§ **GIVEN ENTRIES**
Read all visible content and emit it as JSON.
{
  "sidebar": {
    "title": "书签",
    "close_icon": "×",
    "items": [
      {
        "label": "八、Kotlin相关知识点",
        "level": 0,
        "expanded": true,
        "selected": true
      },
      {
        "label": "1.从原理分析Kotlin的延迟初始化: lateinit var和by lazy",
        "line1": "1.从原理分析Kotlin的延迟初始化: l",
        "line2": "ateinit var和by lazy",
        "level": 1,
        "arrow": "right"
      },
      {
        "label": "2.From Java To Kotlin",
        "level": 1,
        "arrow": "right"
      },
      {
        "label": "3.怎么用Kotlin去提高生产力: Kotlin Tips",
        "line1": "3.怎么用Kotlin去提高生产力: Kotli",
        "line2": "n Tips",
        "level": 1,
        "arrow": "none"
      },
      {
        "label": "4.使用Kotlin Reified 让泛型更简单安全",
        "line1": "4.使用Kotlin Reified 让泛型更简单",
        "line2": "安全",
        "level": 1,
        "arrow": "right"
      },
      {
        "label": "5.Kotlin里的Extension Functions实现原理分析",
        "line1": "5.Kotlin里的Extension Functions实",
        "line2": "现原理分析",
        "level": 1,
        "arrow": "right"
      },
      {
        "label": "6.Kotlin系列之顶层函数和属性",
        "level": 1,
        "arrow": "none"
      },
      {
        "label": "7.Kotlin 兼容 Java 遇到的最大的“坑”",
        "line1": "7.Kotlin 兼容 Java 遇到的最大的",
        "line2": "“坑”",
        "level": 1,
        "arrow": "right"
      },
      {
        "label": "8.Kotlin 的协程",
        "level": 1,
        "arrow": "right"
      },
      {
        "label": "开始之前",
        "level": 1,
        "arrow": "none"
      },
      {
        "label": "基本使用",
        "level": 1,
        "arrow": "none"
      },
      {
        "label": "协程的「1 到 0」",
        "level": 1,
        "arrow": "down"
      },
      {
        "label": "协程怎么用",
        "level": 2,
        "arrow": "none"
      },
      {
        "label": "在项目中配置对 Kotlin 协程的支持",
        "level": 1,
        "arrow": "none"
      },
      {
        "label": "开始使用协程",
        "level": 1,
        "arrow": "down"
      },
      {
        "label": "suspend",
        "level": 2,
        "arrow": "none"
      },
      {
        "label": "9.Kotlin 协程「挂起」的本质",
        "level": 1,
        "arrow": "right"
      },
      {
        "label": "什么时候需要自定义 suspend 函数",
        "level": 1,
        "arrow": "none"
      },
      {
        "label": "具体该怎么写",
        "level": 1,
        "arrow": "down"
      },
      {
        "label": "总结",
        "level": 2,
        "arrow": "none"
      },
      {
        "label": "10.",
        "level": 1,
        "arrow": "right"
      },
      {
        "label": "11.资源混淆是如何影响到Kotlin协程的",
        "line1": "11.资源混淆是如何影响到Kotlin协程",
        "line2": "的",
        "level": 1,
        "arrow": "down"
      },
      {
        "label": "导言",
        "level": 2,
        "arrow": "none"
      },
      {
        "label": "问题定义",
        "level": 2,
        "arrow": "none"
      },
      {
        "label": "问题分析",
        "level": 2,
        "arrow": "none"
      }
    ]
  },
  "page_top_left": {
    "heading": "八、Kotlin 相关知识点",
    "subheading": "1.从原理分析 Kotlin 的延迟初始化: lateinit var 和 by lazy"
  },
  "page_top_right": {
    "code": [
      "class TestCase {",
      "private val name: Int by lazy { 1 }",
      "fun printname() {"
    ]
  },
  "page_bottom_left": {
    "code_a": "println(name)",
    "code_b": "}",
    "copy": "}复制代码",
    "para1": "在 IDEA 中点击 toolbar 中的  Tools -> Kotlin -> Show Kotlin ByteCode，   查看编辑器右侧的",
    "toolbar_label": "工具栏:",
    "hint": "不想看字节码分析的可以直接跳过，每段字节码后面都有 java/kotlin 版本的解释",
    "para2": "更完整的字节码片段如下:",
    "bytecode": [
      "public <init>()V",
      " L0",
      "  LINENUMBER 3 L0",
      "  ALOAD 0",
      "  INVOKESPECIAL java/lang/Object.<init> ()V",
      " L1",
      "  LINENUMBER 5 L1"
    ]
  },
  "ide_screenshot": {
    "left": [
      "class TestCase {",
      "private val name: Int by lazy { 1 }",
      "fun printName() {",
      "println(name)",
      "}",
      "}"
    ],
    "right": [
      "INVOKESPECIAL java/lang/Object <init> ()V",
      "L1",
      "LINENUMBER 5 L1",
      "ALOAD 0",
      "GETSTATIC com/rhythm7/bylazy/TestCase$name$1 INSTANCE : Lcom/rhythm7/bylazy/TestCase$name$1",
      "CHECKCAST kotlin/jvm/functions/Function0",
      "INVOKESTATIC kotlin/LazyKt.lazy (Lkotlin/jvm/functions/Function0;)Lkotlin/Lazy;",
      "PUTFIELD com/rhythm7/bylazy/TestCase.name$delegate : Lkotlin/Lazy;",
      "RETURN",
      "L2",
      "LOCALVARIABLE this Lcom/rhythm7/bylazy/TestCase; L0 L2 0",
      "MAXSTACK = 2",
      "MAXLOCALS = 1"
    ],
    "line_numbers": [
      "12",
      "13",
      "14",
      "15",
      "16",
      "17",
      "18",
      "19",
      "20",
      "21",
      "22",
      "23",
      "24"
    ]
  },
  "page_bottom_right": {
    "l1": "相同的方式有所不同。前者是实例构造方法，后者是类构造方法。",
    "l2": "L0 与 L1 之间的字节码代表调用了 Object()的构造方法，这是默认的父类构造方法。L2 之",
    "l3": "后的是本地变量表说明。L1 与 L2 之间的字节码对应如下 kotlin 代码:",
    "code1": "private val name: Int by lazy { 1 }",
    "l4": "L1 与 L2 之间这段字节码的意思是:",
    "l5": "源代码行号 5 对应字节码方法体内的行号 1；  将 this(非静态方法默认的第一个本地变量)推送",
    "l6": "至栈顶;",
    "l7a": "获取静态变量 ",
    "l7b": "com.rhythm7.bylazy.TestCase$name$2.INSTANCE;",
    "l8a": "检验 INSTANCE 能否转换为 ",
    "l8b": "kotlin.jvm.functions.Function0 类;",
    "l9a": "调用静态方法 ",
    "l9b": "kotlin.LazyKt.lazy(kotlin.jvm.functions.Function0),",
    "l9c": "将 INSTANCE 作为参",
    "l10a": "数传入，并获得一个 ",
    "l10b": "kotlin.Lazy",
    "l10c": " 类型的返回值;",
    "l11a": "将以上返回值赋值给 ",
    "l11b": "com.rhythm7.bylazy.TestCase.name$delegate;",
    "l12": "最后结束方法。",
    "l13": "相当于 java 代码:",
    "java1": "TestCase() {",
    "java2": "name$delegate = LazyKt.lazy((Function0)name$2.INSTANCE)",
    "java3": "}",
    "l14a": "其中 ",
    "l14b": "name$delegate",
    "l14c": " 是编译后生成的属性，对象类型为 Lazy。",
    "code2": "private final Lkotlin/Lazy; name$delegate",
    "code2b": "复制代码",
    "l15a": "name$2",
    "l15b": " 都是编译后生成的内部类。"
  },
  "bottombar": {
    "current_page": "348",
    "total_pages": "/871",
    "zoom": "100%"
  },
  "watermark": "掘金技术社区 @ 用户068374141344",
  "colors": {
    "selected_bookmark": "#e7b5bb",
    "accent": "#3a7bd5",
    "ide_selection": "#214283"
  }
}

§ **EXERCISE GOAL**
All of the data needs to be reproduced exactly, with no line missing.

§ **WRITTEN SOLUTION**
Read all visible content and emit it as JSON.
{
  "sidebar": {
    "title": "书签",
    "close_icon": "×",
    "items": [
      {
        "label": "八、Kotlin相关知识点",
        "level": 0,
        "expanded": true,
        "selected": true
      },
      {
        "label": "1.从原理分析Kotlin的延迟初始化: lateinit var和by lazy",
        "line1": "1.从原理分析Kotlin的延迟初始化: l",
        "line2": "ateinit var和by lazy",
        "level": 1,
        "arrow": "right"
      },
      {
        "label": "2.From Java To Kotlin",
        "level": 1,
        "arrow": "right"
      },
      {
        "label": "3.怎么用Kotlin去提高生产力: Kotlin Tips",
        "line1": "3.怎么用Kotlin去提高生产力: Kotli",
        "line2": "n Tips",
        "level": 1,
        "arrow": "none"
      },
      {
        "label": "4.使用Kotlin Reified 让泛型更简单安全",
        "line1": "4.使用Kotlin Reified 让泛型更简单",
        "line2": "安全",
        "level": 1,
        "arrow": "right"
      },
      {
        "label": "5.Kotlin里的Extension Functions实现原理分析",
        "line1": "5.Kotlin里的Extension Functions实",
        "line2": "现原理分析",
        "level": 1,
        "arrow": "right"
      },
      {
        "label": "6.Kotlin系列之顶层函数和属性",
        "level": 1,
        "arrow": "none"
      },
      {
        "label": "7.Kotlin 兼容 Java 遇到的最大的“坑”",
        "line1": "7.Kotlin 兼容 Java 遇到的最大的",
        "line2": "“坑”",
        "level": 1,
        "arrow": "right"
      },
      {
        "label": "8.Kotlin 的协程",
        "level": 1,
        "arrow": "right"
      },
      {
        "label": "开始之前",
        "level": 1,
        "arrow": "none"
      },
      {
        "label": "基本使用",
        "level": 1,
        "arrow": "none"
      },
      {
        "label": "协程的「1 到 0」",
        "level": 1,
        "arrow": "down"
      },
      {
        "label": "协程怎么用",
        "level": 2,
        "arrow": "none"
      },
      {
        "label": "在项目中配置对 Kotlin 协程的支持",
        "level": 1,
        "arrow": "none"
      },
      {
        "label": "开始使用协程",
        "level": 1,
        "arrow": "down"
      },
      {
        "label": "suspend",
        "level": 2,
        "arrow": "none"
      },
      {
        "label": "9.Kotlin 协程「挂起」的本质",
        "level": 1,
        "arrow": "right"
      },
      {
        "label": "什么时候需要自定义 suspend 函数",
        "level": 1,
        "arrow": "none"
      },
      {
        "label": "具体该怎么写",
        "level": 1,
        "arrow": "down"
      },
      {
        "label": "总结",
        "level": 2,
        "arrow": "none"
      },
      {
        "label": "10.",
        "level": 1,
        "arrow": "right"
      },
      {
        "label": "11.资源混淆是如何影响到Kotlin协程的",
        "line1": "11.资源混淆是如何影响到Kotlin协程",
        "line2": "的",
        "level": 1,
        "arrow": "down"
      },
      {
        "label": "导言",
        "level": 2,
        "arrow": "none"
      },
      {
        "label": "问题定义",
        "level": 2,
        "arrow": "none"
      },
      {
        "label": "问题分析",
        "level": 2,
        "arrow": "none"
      }
    ]
  },
  "page_top_left": {
    "heading": "八、Kotlin 相关知识点",
    "subheading": "1.从原理分析 Kotlin 的延迟初始化: lateinit var 和 by lazy"
  },
  "page_top_right": {
    "code": [
      "class TestCase {",
      "private val name: Int by lazy { 1 }",
      "fun printname() {"
    ]
  },
  "page_bottom_left": {
    "code_a": "println(name)",
    "code_b": "}",
    "copy": "}复制代码",
    "para1": "在 IDEA 中点击 toolbar 中的  Tools -> Kotlin -> Show Kotlin ByteCode，   查看编辑器右侧的",
    "toolbar_label": "工具栏:",
    "hint": "不想看字节码分析的可以直接跳过，每段字节码后面都有 java/kotlin 版本的解释",
    "para2": "更完整的字节码片段如下:",
    "bytecode": [
      "public <init>()V",
      " L0",
      "  LINENUMBER 3 L0",
      "  ALOAD 0",
      "  INVOKESPECIAL java/lang/Object.<init> ()V",
      " L1",
      "  LINENUMBER 5 L1"
    ]
  },
  "ide_screenshot": {
    "left": [
      "class TestCase {",
      "private val name: Int by lazy { 1 }",
      "fun printName() {",
      "println(name)",
      "}",
      "}"
    ],
    "right": [
      "INVOKESPECIAL java/lang/Object <init> ()V",
      "L1",
      "LINENUMBER 5 L1",
      "ALOAD 0",
      "GETSTATIC com/rhythm7/bylazy/TestCase$name$1 INSTANCE : Lcom/rhythm7/bylazy/TestCase$name$1",
      "CHECKCAST kotlin/jvm/functions/Function0",
      "INVOKESTATIC kotlin/LazyKt.lazy (Lkotlin/jvm/functions/Function0;)Lkotlin/Lazy;",
      "PUTFIELD com/rhythm7/bylazy/TestCase.name$delegate : Lkotlin/Lazy;",
      "RETURN",
      "L2",
      "LOCALVARIABLE this Lcom/rhythm7/bylazy/TestCase; L0 L2 0",
      "MAXSTACK = 2",
      "MAXLOCALS = 1"
    ],
    "line_numbers": [
      "12",
      "13",
      "14",
      "15",
      "16",
      "17",
      "18",
      "19",
      "20",
      "21",
      "22",
      "23",
      "24"
    ]
  },
  "page_bottom_right": {
    "l1": "相同的方式有所不同。前者是实例构造方法，后者是类构造方法。",
    "l2": "L0 与 L1 之间的字节码代表调用了 Object()的构造方法，这是默认的父类构造方法。L2 之",
    "l3": "后的是本地变量表说明。L1 与 L2 之间的字节码对应如下 kotlin 代码:",
    "code1": "private val name: Int by lazy { 1 }",
    "l4": "L1 与 L2 之间这段字节码的意思是:",
    "l5": "源代码行号 5 对应字节码方法体内的行号 1；  将 this(非静态方法默认的第一个本地变量)推送",
    "l6": "至栈顶;",
    "l7a": "获取静态变量 ",
    "l7b": "com.rhythm7.bylazy.TestCase$name$2.INSTANCE;",
    "l8a": "检验 INSTANCE 能否转换为 ",
    "l8b": "kotlin.jvm.functions.Function0 类;",
    "l9a": "调用静态方法 ",
    "l9b": "kotlin.LazyKt.lazy(kotlin.jvm.functions.Function0),",
    "l9c": "将 INSTANCE 作为参",
    "l10a": "数传入，并获得一个 ",
    "l10b": "kotlin.Lazy",
    "l10c": " 类型的返回值;",
    "l11a": "将以上返回值赋值给 ",
    "l11b": "com.rhythm7.bylazy.TestCase.name$delegate;",
    "l12": "最后结束方法。",
    "l13": "相当于 java 代码:",
    "java1": "TestCase() {",
    "java2": "name$delegate = LazyKt.lazy((Function0)name$2.INSTANCE)",
    "java3": "}",
    "l14a": "其中 ",
    "l14b": "name$delegate",
    "l14c": " 是编译后生成的属性，对象类型为 Lazy。",
    "code2": "private final Lkotlin/Lazy; name$delegate",
    "code2b": "复制代码",
    "l15a": "name$2",
    "l15b": " 都是编译后生成的内部类。"
  },
  "bottombar": {
    "current_page": "348",
    "total_pages": "/871",
    "zoom": "100%"
  },
  "watermark": "掘金技术社区 @ 用户068374141344",
  "colors": {
    "selected_bookmark": "#e7b5bb",
    "accent": "#3a7bd5",
    "ide_selection": "#214283"
  }
}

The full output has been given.